#### [What to work on]
Copy the lines of the records word for word, starting at the line that contains "stat-right-value: 0 <box>461 245" and ending at the line that contains "svg-text:?: ? <box>538 170 543 180</box>", both included.

#### [Records for the exercise]
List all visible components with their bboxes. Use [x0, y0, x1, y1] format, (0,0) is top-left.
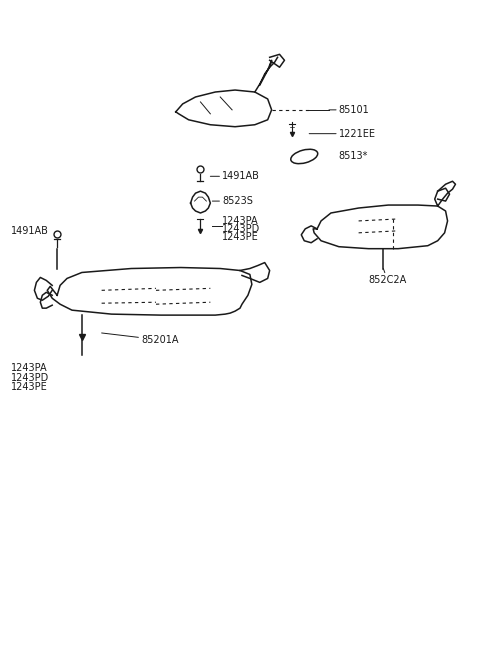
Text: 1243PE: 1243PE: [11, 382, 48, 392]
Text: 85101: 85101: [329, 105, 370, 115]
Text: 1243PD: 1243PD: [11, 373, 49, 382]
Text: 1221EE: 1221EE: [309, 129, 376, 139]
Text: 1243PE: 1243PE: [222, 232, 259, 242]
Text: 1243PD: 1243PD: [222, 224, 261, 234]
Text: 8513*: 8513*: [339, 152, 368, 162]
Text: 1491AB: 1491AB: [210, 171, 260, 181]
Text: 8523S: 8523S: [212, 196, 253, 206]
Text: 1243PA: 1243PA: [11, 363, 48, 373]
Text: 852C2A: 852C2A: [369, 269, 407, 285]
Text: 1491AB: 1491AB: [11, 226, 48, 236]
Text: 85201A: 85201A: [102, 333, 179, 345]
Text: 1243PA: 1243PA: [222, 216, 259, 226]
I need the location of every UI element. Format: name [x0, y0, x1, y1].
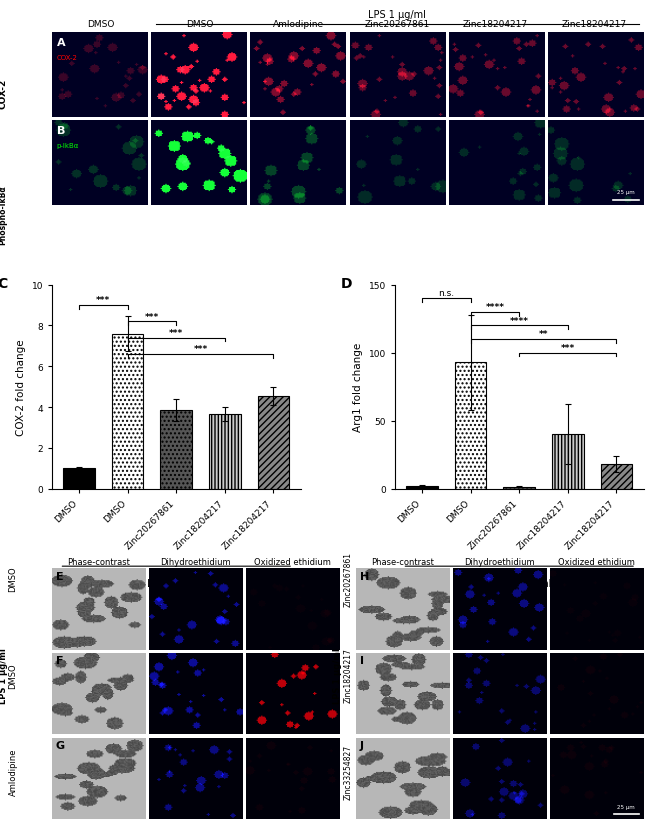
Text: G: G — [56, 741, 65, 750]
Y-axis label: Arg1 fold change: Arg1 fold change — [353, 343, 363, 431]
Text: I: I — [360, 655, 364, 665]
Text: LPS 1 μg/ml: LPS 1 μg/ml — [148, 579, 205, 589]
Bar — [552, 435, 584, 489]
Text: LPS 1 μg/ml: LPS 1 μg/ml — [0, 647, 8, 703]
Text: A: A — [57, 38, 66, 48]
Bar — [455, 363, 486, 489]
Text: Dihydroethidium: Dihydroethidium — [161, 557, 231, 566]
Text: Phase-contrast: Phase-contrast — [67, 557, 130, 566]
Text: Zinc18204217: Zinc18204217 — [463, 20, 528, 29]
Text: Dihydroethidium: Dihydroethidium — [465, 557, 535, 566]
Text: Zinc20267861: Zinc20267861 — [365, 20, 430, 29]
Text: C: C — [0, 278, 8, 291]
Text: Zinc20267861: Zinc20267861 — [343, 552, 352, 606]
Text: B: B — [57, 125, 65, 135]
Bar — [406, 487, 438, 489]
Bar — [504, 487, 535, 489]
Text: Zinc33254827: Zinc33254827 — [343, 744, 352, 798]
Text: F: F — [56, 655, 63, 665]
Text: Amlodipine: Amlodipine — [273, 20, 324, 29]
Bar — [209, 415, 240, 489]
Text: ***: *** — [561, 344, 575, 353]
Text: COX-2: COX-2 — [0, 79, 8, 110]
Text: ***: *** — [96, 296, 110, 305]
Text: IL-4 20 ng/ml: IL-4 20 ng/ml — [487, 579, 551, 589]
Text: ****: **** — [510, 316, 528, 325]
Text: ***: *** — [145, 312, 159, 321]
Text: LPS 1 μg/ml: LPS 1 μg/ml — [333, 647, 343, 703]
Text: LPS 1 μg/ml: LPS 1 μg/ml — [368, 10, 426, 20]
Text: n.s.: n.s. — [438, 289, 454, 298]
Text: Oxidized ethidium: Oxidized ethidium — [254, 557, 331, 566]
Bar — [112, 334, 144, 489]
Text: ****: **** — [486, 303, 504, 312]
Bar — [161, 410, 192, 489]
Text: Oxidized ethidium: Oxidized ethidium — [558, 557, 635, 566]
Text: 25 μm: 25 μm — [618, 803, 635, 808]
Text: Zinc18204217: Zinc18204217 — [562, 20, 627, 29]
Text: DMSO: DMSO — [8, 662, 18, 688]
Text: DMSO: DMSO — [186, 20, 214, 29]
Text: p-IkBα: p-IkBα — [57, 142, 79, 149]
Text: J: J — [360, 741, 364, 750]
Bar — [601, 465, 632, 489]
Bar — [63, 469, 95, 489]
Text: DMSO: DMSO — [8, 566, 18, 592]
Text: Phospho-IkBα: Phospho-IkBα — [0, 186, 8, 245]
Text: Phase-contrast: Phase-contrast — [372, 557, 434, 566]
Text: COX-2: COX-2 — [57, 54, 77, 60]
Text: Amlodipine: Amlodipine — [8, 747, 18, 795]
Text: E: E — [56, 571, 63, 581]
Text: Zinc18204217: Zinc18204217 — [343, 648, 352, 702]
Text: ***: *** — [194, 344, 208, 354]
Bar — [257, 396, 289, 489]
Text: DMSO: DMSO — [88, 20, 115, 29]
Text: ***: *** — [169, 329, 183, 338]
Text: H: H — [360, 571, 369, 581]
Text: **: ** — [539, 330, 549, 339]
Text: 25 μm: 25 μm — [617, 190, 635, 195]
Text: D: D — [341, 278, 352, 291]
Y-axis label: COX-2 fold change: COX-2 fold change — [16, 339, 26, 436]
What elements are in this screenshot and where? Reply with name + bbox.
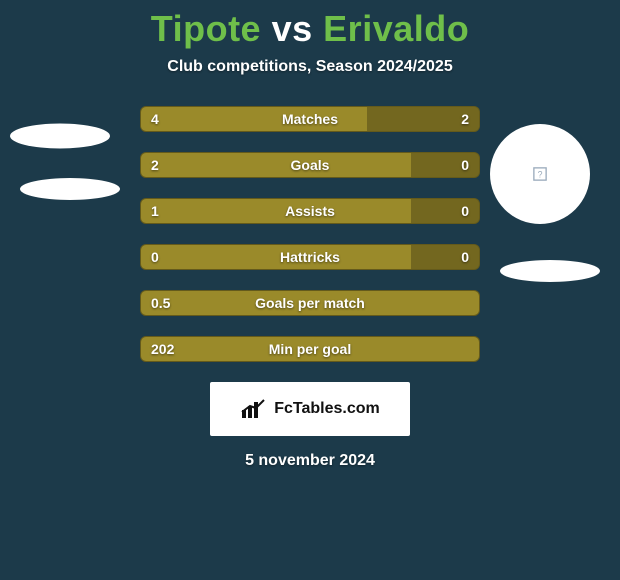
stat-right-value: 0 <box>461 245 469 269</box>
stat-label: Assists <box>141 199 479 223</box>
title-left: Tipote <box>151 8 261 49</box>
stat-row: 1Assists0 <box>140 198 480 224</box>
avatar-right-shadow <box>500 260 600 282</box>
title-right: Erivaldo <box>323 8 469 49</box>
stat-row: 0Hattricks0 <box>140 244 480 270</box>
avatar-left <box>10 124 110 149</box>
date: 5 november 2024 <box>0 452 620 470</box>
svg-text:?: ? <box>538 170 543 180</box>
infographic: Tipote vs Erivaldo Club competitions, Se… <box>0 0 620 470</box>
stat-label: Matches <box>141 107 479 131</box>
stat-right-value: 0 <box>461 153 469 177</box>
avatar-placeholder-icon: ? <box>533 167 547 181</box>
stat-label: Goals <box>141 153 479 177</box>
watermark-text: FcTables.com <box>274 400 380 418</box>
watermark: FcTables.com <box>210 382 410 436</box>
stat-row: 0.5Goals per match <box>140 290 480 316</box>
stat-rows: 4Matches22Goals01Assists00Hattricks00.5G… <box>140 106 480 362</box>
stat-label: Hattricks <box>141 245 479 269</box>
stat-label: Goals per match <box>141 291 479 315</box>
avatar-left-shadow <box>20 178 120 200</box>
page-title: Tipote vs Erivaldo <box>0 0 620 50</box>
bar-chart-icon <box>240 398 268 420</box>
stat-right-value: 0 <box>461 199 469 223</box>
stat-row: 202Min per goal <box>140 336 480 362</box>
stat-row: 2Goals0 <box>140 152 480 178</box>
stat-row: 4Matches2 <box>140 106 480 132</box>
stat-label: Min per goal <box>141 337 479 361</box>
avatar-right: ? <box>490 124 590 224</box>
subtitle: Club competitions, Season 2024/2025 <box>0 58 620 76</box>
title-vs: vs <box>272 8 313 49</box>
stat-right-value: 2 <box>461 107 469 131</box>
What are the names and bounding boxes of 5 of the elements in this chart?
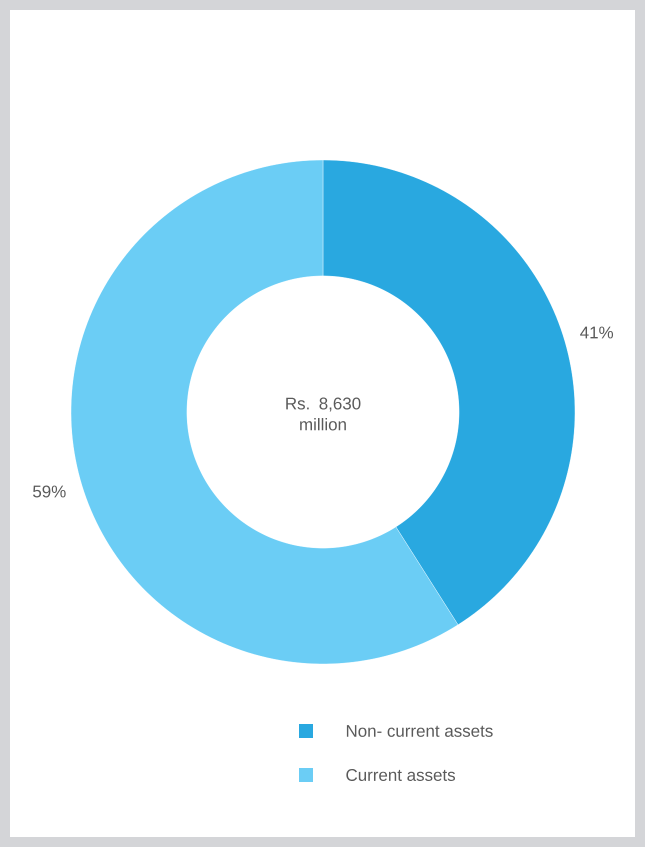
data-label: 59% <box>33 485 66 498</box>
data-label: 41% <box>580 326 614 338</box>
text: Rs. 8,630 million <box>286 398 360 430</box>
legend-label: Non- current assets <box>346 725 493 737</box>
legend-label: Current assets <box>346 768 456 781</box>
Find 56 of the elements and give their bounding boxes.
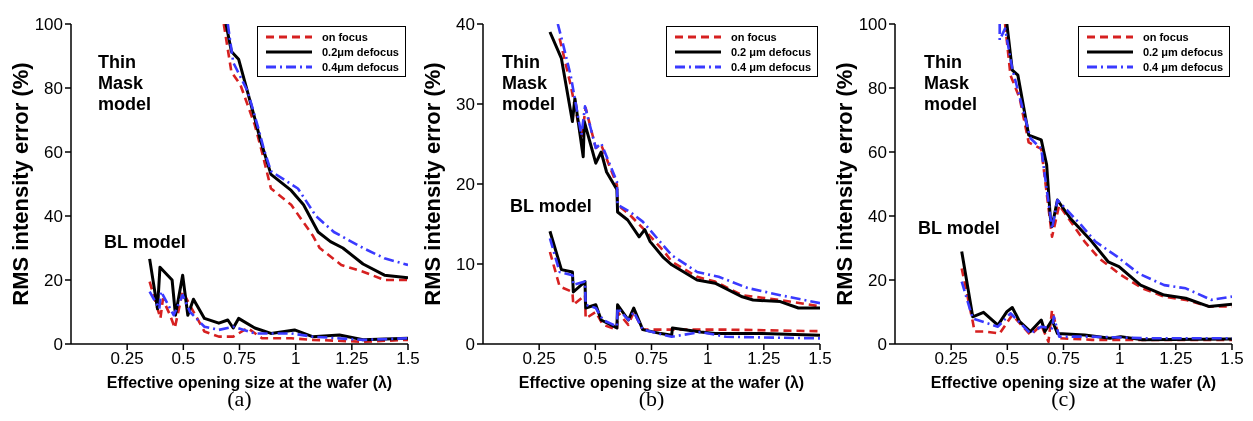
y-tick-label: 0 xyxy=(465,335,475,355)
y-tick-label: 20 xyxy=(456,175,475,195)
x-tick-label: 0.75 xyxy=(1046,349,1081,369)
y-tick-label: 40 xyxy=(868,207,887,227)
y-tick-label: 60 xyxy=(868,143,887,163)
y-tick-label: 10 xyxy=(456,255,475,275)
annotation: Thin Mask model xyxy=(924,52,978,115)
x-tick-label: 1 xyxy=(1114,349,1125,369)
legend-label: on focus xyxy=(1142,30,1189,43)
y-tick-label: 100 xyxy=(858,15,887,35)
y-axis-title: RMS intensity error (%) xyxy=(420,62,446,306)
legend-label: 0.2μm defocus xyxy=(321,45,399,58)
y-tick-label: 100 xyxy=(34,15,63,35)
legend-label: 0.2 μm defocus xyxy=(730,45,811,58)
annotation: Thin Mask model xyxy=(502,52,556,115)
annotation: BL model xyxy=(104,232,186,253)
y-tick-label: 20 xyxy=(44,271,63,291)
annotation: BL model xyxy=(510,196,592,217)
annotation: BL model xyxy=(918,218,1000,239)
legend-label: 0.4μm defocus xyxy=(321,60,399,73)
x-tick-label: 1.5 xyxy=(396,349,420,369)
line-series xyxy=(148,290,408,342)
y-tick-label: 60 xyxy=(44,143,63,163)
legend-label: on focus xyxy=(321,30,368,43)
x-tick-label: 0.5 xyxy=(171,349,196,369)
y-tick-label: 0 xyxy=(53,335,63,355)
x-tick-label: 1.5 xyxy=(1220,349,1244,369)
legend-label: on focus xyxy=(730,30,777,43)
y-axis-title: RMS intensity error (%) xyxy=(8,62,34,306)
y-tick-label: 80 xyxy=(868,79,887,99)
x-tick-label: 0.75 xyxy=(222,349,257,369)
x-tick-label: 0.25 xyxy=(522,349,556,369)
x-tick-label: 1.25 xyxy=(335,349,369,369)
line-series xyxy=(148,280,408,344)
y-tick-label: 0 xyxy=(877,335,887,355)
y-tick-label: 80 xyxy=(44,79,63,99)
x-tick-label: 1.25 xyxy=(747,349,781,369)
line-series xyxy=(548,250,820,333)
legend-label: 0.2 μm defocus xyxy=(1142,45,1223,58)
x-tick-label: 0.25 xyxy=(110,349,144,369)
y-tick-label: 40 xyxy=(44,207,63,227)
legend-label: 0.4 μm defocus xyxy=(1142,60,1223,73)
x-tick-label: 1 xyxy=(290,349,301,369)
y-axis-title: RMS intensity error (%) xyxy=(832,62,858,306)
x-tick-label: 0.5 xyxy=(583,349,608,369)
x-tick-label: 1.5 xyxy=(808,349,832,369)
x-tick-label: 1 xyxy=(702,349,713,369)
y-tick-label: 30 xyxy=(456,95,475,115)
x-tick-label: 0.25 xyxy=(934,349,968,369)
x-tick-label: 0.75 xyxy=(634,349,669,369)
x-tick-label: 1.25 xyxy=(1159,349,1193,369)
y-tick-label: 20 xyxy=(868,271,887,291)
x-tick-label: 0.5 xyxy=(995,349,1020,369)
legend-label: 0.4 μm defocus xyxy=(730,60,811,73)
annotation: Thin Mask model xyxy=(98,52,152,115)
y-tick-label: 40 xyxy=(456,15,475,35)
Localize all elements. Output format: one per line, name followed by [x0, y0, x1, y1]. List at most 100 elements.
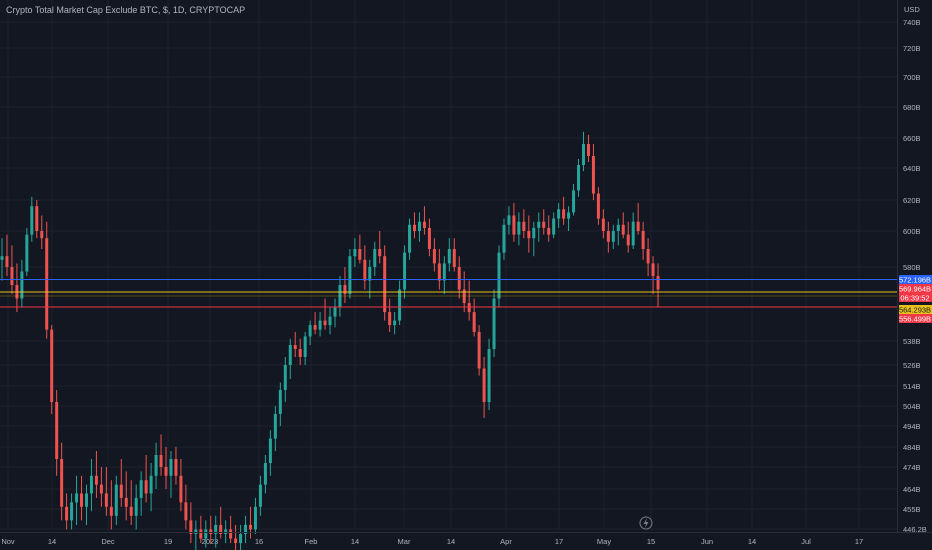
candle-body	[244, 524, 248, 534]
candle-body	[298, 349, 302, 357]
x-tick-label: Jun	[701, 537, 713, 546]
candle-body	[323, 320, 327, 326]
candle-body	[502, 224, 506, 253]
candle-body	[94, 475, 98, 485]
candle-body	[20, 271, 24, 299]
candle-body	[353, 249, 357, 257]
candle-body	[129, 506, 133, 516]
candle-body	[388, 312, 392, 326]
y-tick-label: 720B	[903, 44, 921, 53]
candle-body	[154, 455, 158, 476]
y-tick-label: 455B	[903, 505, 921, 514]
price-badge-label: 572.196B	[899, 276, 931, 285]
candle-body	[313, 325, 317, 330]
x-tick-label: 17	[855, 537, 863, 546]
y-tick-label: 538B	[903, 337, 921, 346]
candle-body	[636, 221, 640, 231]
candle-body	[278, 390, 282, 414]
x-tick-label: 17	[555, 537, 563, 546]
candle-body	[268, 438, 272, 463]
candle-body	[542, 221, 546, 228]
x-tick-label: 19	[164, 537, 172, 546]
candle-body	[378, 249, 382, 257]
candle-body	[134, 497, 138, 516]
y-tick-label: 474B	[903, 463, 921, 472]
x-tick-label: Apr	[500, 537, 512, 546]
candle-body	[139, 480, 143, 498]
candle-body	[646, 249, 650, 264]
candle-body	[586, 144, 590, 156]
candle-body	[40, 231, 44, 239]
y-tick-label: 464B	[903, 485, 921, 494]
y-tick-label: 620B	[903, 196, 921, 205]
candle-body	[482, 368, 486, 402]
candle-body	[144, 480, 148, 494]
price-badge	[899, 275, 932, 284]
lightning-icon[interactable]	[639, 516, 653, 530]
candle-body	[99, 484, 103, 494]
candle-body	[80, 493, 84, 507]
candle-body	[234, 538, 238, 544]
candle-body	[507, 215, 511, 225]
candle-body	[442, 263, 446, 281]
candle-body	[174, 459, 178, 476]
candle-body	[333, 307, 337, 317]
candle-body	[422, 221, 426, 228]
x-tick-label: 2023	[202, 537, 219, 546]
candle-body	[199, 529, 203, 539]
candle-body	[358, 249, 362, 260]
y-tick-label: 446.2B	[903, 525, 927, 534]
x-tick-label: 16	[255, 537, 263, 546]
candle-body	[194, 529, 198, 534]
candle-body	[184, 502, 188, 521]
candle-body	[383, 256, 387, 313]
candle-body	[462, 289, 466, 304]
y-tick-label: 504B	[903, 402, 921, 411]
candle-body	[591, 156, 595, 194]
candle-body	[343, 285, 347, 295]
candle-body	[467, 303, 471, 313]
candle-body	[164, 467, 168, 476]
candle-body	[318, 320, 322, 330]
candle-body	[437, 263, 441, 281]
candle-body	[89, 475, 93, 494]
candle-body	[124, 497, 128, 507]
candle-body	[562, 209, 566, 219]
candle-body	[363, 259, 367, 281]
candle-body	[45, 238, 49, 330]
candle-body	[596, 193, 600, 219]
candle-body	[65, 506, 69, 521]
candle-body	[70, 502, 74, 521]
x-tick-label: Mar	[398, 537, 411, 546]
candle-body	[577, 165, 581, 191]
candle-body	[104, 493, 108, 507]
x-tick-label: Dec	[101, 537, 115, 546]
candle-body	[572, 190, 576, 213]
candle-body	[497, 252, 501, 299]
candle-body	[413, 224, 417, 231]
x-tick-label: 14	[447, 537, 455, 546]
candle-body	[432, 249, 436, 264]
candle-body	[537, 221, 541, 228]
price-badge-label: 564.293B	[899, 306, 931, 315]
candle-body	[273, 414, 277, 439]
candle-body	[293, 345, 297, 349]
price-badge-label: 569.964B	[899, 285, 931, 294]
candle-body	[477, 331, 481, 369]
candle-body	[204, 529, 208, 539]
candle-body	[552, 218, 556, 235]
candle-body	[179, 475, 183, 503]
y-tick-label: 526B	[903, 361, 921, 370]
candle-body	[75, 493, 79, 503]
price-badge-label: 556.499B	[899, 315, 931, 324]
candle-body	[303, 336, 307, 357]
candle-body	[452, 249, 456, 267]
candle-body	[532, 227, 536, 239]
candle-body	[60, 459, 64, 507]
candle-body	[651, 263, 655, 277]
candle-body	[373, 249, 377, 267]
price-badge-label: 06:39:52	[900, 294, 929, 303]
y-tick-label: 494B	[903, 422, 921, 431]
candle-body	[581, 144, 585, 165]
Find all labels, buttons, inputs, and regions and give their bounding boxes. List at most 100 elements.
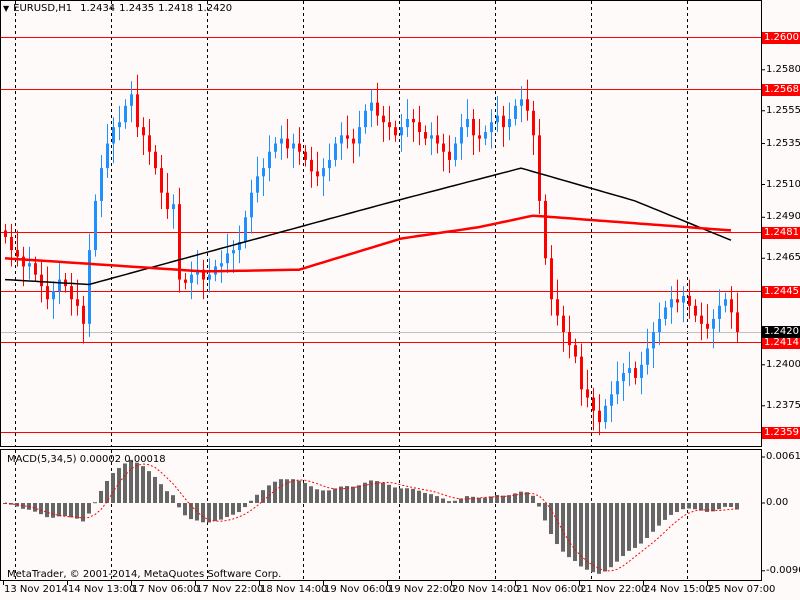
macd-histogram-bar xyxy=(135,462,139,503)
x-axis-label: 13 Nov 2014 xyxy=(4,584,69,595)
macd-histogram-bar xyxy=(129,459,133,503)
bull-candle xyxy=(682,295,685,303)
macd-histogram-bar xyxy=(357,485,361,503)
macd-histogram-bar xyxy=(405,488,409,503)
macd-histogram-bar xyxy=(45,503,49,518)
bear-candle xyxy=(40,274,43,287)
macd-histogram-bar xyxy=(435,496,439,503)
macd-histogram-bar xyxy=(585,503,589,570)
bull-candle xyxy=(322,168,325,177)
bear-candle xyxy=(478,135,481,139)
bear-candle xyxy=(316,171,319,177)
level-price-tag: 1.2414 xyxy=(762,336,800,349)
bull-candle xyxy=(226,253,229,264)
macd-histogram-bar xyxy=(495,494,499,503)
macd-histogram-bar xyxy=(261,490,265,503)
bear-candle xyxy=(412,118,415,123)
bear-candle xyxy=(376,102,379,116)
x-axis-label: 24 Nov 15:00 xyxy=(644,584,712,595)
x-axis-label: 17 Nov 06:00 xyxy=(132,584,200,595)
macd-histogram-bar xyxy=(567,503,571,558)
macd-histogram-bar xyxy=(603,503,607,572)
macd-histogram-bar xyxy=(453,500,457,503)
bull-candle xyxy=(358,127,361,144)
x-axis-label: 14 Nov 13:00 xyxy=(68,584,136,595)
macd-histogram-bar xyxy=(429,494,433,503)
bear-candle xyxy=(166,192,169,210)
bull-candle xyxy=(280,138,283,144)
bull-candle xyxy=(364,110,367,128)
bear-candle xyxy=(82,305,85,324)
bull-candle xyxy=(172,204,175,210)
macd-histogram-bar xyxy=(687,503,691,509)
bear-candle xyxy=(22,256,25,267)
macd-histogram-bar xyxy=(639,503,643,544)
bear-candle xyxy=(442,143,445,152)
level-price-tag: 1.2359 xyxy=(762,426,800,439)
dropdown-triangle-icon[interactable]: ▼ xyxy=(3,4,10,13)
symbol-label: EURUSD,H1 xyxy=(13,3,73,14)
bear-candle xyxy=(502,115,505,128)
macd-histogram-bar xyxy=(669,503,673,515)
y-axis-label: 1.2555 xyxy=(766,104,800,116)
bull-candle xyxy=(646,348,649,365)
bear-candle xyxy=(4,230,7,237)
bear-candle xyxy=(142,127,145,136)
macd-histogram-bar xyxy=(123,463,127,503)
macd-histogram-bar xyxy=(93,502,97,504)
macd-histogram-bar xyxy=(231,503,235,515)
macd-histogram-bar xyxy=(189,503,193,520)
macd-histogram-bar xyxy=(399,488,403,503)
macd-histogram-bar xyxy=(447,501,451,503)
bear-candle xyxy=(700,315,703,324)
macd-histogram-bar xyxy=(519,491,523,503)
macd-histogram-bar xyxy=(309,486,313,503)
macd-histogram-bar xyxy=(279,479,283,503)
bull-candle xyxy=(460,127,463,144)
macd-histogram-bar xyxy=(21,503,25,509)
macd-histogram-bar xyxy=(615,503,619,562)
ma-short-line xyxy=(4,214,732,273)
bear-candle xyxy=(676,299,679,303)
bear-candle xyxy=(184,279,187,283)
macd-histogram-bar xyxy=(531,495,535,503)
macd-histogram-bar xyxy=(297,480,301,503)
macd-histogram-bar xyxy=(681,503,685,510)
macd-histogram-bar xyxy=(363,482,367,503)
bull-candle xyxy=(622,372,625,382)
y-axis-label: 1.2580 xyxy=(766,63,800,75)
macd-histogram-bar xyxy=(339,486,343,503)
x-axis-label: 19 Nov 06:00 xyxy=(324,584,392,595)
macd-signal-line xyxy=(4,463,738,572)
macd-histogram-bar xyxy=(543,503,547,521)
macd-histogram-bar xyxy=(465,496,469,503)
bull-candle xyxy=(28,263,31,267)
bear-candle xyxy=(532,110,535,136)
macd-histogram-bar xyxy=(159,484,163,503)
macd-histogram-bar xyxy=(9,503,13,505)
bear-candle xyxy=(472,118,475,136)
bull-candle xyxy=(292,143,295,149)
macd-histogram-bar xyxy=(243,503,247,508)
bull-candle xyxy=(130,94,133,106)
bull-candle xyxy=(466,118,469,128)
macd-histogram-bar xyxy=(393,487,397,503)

#### [Solution to this problem]
stat-right-value: 0 <box>461 245 469 269</box>
stat-label: Assists <box>141 199 479 223</box>
title-left: Tipote <box>151 8 261 49</box>
stat-row: 1Assists0 <box>140 198 480 224</box>
avatar-right-shadow <box>500 260 600 282</box>
title-right: Erivaldo <box>323 8 469 49</box>
stat-row: 0Hattricks0 <box>140 244 480 270</box>
avatar-left <box>10 124 110 149</box>
date: 5 november 2024 <box>0 452 620 470</box>
svg-text:?: ? <box>538 170 543 180</box>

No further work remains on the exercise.